— begin —

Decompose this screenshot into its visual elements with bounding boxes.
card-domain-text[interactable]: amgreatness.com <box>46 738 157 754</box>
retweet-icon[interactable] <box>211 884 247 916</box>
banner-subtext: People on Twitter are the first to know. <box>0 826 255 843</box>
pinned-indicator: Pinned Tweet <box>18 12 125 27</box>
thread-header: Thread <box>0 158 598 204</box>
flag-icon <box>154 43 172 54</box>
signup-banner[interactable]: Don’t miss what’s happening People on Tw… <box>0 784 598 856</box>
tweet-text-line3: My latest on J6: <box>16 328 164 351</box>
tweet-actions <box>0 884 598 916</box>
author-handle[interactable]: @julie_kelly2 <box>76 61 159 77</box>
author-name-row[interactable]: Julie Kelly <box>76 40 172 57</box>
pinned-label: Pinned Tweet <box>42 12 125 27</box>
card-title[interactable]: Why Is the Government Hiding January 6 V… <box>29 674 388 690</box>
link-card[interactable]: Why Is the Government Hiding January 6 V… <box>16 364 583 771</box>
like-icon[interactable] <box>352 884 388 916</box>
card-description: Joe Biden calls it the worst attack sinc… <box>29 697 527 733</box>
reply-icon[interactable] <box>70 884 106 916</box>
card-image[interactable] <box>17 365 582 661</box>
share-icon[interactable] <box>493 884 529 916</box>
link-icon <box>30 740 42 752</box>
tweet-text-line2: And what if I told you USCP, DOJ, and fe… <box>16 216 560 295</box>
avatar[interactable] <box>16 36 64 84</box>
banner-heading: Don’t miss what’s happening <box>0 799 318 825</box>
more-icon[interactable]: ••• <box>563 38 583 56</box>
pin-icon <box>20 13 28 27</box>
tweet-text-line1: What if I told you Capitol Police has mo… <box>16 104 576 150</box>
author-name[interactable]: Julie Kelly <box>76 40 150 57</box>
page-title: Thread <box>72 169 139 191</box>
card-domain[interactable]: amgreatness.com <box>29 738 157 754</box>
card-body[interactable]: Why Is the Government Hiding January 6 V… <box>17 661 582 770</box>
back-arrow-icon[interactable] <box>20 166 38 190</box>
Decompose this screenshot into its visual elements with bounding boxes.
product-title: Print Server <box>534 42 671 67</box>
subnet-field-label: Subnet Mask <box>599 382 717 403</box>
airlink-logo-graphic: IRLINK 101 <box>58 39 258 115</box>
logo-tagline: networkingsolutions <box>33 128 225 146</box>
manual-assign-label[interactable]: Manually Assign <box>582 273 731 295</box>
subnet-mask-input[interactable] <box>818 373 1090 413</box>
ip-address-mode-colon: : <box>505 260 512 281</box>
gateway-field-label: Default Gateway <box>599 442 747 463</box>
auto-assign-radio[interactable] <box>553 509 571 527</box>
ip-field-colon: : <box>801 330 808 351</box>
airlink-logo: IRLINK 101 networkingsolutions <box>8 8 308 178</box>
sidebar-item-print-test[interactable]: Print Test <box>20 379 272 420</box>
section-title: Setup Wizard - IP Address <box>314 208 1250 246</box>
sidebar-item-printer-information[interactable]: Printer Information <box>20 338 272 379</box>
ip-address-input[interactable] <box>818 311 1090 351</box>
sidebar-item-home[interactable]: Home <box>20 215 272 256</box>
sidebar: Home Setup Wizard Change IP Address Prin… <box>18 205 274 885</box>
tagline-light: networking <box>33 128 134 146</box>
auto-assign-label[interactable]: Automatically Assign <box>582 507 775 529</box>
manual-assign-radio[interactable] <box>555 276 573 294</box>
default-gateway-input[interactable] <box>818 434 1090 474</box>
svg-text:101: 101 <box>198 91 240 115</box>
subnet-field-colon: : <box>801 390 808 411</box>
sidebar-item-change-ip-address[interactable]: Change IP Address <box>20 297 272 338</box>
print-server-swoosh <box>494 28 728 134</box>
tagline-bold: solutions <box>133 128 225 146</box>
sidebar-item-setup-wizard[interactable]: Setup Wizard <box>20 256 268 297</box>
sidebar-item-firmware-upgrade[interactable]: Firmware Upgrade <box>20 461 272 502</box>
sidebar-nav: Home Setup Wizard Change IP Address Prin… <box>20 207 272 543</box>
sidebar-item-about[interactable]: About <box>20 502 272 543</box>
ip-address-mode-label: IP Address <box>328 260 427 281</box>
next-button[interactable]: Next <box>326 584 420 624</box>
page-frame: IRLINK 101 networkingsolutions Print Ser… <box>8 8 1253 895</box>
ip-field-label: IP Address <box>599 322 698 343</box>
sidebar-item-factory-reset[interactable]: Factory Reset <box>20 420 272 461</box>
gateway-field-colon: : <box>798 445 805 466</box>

— end —

▶ [SET TASK] Identify every line in the data above that contains the string "IRLINK", and copy each of those lines in full.

▶ [REPLY TO THE EXERCISE]
airlink-logo-graphic: IRLINK 101 <box>58 39 258 115</box>
airlink-logo: IRLINK 101 networkingsolutions <box>8 8 308 178</box>
page-frame: IRLINK 101 networkingsolutions Print Ser… <box>8 8 1253 895</box>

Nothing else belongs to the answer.